* _What is being asked_: Where a line in the listing contains the string "propose", copy that line out.

Data entries
-=-=-=-=-
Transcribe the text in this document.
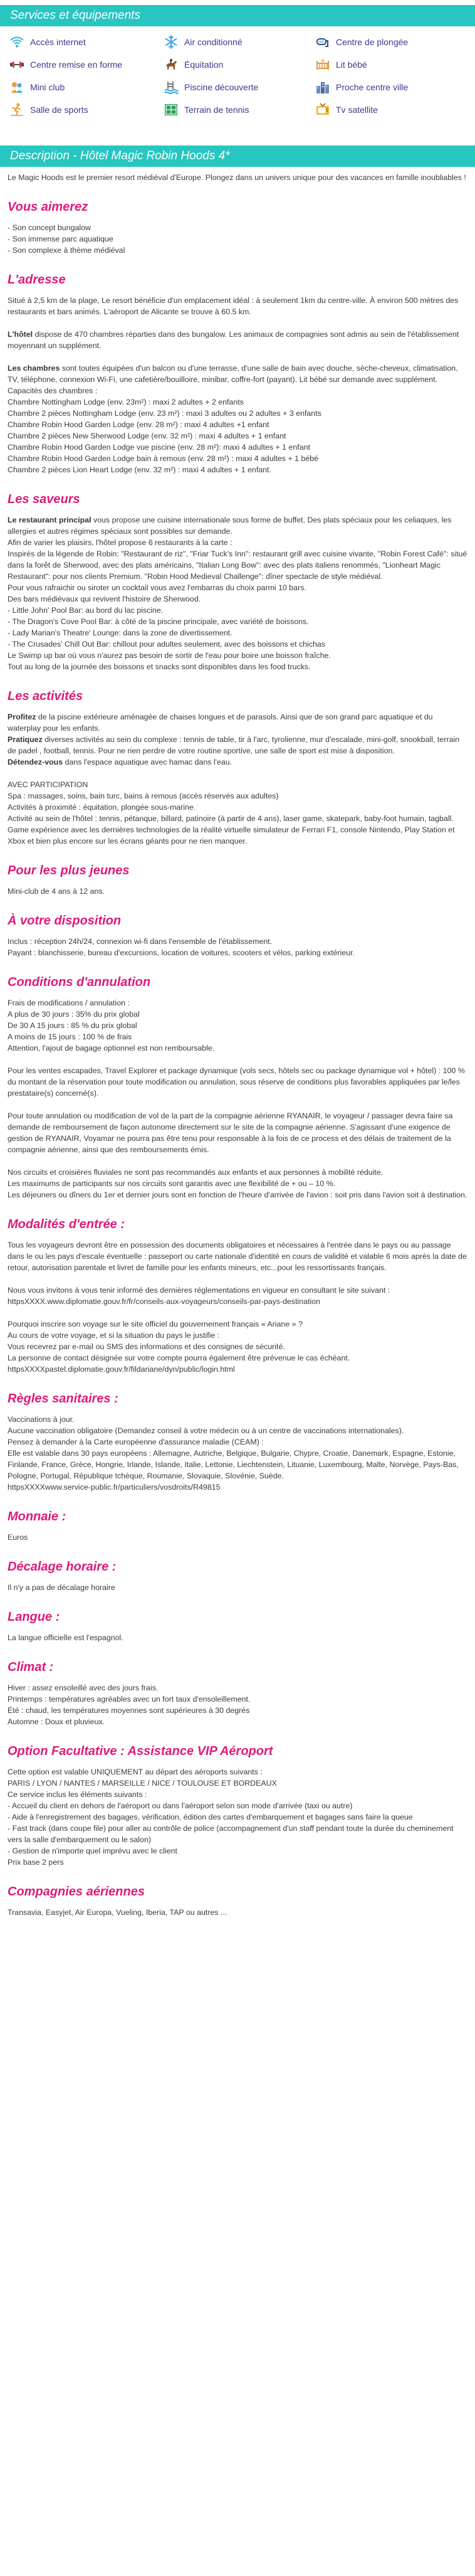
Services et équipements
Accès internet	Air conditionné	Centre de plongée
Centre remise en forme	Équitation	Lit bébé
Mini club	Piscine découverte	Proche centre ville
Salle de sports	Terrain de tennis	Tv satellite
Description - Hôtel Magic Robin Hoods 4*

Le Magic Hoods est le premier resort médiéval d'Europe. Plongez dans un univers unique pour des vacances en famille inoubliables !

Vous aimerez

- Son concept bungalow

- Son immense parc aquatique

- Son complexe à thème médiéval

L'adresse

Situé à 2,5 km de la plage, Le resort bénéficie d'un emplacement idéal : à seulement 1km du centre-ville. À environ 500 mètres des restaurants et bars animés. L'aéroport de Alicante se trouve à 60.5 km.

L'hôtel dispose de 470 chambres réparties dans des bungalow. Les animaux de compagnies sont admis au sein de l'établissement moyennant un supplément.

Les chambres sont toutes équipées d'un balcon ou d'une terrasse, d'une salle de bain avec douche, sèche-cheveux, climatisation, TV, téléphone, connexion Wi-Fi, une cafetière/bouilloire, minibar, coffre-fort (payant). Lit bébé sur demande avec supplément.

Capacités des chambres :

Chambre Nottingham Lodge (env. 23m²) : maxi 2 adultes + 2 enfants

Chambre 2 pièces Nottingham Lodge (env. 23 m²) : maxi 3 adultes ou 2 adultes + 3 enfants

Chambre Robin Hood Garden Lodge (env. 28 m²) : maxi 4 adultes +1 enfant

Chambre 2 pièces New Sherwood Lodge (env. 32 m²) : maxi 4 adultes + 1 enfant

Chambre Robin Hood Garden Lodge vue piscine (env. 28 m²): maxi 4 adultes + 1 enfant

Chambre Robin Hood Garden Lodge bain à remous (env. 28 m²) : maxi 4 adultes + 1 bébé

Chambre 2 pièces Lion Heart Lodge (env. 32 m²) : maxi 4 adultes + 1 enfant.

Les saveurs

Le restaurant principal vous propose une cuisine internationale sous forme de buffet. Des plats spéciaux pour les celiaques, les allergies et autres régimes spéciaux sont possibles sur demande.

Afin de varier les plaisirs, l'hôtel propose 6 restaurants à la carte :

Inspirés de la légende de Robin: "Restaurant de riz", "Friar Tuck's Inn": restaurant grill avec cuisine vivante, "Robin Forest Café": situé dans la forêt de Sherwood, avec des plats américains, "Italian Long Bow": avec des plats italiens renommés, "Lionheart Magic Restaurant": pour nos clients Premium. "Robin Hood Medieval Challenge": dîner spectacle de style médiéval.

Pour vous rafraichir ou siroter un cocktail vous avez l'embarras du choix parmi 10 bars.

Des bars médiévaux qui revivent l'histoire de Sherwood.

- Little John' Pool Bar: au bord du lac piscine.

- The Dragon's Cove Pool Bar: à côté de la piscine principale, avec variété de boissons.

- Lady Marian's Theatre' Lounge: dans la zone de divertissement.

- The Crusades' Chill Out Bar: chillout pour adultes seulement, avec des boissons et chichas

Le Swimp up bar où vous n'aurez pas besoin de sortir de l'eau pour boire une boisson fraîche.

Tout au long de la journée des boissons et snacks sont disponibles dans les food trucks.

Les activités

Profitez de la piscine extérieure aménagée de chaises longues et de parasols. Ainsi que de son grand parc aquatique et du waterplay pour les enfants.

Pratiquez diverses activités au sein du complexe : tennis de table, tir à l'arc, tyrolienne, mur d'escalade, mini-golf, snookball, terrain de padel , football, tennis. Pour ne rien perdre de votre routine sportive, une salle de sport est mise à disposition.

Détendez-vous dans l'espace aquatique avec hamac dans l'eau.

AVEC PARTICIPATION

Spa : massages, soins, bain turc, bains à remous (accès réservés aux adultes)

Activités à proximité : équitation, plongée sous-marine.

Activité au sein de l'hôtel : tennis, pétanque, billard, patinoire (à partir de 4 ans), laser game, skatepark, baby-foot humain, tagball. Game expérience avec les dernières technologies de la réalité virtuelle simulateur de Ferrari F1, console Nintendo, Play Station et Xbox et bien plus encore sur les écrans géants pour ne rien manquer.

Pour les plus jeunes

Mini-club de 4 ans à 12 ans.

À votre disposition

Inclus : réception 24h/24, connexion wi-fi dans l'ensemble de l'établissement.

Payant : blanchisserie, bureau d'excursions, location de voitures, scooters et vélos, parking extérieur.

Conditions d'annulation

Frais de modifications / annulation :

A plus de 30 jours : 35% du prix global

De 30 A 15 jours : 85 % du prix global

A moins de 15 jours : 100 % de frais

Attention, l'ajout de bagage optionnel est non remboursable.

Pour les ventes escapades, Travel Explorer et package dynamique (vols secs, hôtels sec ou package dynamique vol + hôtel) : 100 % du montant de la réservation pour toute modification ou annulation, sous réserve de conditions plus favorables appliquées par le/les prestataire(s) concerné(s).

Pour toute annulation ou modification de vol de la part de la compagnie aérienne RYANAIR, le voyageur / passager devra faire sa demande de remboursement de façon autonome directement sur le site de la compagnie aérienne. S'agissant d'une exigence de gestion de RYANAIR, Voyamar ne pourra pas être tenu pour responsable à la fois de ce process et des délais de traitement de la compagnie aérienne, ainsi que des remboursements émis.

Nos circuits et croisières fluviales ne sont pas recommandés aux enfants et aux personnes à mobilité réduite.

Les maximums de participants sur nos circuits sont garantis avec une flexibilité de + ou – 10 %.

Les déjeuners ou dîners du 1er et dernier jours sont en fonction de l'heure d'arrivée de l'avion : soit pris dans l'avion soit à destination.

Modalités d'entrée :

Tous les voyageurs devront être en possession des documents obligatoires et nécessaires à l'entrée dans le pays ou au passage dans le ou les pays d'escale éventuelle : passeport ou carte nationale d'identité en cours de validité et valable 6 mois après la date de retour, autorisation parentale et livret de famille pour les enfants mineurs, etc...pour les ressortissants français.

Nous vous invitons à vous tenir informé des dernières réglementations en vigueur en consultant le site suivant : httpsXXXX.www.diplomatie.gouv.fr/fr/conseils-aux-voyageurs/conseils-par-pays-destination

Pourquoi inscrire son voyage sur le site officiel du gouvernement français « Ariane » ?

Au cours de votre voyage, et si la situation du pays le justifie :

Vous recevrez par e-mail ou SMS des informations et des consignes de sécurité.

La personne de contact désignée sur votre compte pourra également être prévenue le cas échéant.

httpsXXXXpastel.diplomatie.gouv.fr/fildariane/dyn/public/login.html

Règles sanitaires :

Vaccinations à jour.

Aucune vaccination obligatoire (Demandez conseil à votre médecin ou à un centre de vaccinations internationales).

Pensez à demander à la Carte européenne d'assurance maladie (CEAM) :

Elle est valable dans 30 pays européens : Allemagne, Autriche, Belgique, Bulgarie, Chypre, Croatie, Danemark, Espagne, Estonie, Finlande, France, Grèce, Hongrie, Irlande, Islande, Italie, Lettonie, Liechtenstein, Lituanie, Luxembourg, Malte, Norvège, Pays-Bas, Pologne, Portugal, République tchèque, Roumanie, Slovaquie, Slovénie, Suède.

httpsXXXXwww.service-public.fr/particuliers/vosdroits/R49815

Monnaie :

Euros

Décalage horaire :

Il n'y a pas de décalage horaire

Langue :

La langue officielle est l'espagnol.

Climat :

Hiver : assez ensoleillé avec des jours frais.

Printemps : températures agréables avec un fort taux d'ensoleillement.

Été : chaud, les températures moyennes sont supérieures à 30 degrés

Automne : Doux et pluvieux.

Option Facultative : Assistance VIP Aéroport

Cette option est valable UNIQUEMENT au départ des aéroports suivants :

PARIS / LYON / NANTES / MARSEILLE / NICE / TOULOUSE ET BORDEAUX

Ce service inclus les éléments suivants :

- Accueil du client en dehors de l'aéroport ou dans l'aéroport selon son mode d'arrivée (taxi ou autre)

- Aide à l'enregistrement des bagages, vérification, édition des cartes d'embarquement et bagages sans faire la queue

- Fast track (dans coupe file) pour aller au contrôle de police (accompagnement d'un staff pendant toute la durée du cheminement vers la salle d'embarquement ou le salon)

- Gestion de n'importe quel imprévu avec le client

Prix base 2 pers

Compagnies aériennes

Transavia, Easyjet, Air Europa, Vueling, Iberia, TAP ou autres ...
-=-=-=-=-
* _Finished answer_:
Le restaurant principal vous propose une cuisine internationale sous forme de buffet. Des plats spéciaux pour les celiaques, les allergies et autres régimes spéciaux sont possibles sur demande.
Afin de varier les plaisirs, l'hôtel propose 6 restaurants à la carte :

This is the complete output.